#### [What is expected]
Wherever the word "JSON" appears in a line, extract that line.

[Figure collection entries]
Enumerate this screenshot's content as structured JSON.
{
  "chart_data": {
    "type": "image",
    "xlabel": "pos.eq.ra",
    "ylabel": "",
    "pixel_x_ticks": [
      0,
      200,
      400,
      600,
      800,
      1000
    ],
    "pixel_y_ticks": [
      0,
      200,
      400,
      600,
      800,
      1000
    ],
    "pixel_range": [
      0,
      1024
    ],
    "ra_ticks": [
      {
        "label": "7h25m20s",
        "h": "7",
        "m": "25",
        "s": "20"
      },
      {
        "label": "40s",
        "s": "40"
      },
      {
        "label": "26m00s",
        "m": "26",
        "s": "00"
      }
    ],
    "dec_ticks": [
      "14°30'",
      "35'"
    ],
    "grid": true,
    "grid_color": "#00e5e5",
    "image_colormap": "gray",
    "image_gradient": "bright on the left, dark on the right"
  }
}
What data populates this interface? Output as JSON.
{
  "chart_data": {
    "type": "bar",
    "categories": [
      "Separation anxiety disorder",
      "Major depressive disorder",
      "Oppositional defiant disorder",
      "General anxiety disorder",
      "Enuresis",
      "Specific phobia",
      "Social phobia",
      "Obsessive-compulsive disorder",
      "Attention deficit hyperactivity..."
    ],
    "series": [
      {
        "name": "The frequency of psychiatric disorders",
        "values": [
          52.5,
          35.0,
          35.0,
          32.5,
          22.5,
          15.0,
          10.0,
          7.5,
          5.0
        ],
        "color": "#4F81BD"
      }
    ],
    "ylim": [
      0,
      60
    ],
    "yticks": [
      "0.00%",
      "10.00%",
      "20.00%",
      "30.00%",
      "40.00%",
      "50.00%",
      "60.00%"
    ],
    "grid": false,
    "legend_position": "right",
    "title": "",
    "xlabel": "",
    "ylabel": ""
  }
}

#### [Reply]
Enumerate this screenshot's content as structured JSON.
What data populates this interface? Output as JSON.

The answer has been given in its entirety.